*What you need to do:* Transcribe all the entries word for word, omitting any pictures they contain.

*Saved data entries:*
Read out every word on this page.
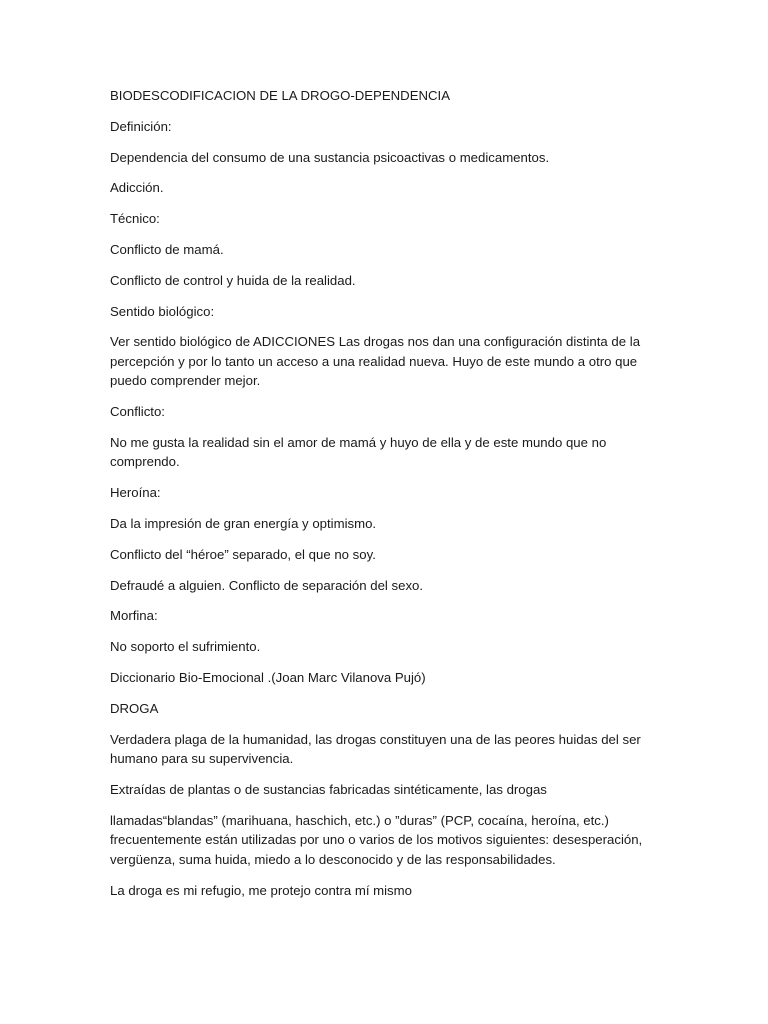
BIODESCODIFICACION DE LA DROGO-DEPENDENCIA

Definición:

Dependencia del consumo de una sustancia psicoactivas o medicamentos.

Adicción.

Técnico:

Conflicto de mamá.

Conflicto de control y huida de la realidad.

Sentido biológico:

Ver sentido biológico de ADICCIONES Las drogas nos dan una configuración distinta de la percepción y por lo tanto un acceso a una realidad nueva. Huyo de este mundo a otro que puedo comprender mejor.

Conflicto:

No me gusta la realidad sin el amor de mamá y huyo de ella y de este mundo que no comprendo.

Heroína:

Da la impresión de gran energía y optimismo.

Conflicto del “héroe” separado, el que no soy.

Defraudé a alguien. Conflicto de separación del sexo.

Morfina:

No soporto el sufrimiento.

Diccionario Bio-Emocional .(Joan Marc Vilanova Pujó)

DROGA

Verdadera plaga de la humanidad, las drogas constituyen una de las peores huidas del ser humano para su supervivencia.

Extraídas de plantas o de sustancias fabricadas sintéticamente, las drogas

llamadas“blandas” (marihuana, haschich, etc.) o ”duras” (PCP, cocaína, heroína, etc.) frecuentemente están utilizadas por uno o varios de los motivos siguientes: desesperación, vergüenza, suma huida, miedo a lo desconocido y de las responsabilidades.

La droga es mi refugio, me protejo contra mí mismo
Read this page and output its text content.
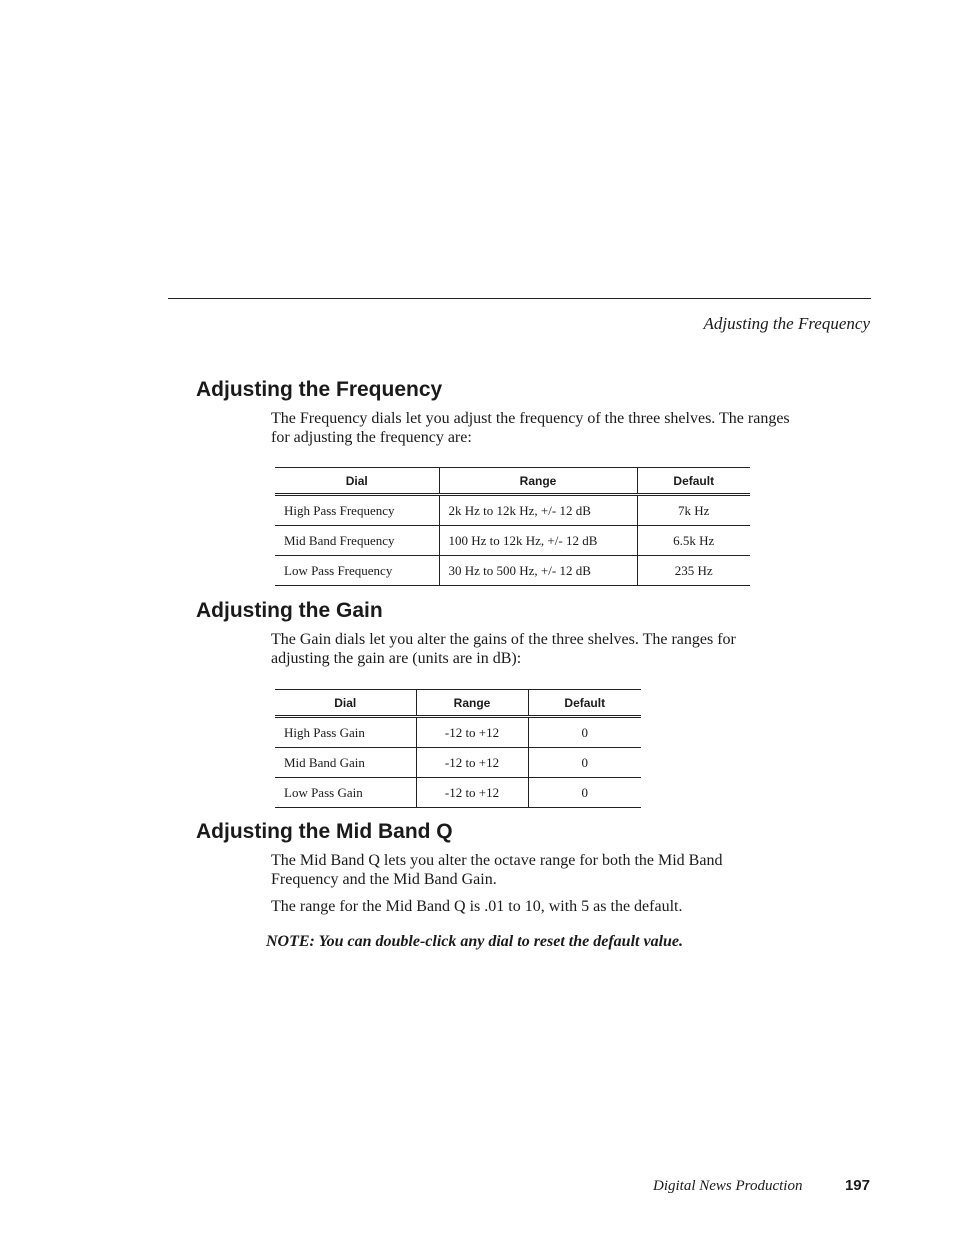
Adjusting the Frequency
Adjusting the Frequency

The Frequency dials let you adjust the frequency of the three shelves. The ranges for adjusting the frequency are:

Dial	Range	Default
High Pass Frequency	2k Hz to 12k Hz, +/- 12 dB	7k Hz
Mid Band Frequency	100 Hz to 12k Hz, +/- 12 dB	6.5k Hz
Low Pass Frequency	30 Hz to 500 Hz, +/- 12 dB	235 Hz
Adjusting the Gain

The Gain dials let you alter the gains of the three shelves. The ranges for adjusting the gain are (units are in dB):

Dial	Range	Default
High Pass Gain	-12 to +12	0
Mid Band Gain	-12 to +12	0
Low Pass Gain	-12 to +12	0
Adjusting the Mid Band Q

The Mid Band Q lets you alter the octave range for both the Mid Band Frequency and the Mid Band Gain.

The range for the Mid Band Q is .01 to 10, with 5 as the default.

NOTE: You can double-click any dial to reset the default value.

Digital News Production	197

*Full solution:*
Read out every word on this page.
BIODESCODIFICACION DE LA DROGO-DEPENDENCIA

Definición:

Dependencia del consumo de una sustancia psicoactivas o medicamentos.

Adicción.

Técnico:

Conflicto de mamá.

Conflicto de control y huida de la realidad.

Sentido biológico:

Ver sentido biológico de ADICCIONES Las drogas nos dan una configuración distinta de la percepción y por lo tanto un acceso a una realidad nueva. Huyo de este mundo a otro que puedo comprender mejor.

Conflicto:

No me gusta la realidad sin el amor de mamá y huyo de ella y de este mundo que no comprendo.

Heroína:

Da la impresión de gran energía y optimismo.

Conflicto del “héroe” separado, el que no soy.

Defraudé a alguien. Conflicto de separación del sexo.

Morfina:

No soporto el sufrimiento.

Diccionario Bio-Emocional .(Joan Marc Vilanova Pujó)

DROGA

Verdadera plaga de la humanidad, las drogas constituyen una de las peores huidas del ser humano para su supervivencia.

Extraídas de plantas o de sustancias fabricadas sintéticamente, las drogas

llamadas“blandas” (marihuana, haschich, etc.) o ”duras” (PCP, cocaína, heroína, etc.) frecuentemente están utilizadas por uno o varios de los motivos siguientes: desesperación, vergüenza, suma huida, miedo a lo desconocido y de las responsabilidades.

La droga es mi refugio, me protejo contra mí mismo
Read this page and output its text content.
Adjusting the Frequency
Adjusting the Frequency

The Frequency dials let you adjust the frequency of the three shelves. The ranges for adjusting the frequency are:

Dial	Range	Default
High Pass Frequency	2k Hz to 12k Hz, +/- 12 dB	7k Hz
Mid Band Frequency	100 Hz to 12k Hz, +/- 12 dB	6.5k Hz
Low Pass Frequency	30 Hz to 500 Hz, +/- 12 dB	235 Hz
Adjusting the Gain

The Gain dials let you alter the gains of the three shelves. The ranges for adjusting the gain are (units are in dB):

Dial	Range	Default
High Pass Gain	-12 to +12	0
Mid Band Gain	-12 to +12	0
Low Pass Gain	-12 to +12	0
Adjusting the Mid Band Q

The Mid Band Q lets you alter the octave range for both the Mid Band Frequency and the Mid Band Gain.

The range for the Mid Band Q is .01 to 10, with 5 as the default.

NOTE: You can double-click any dial to reset the default value.

Digital News Production	197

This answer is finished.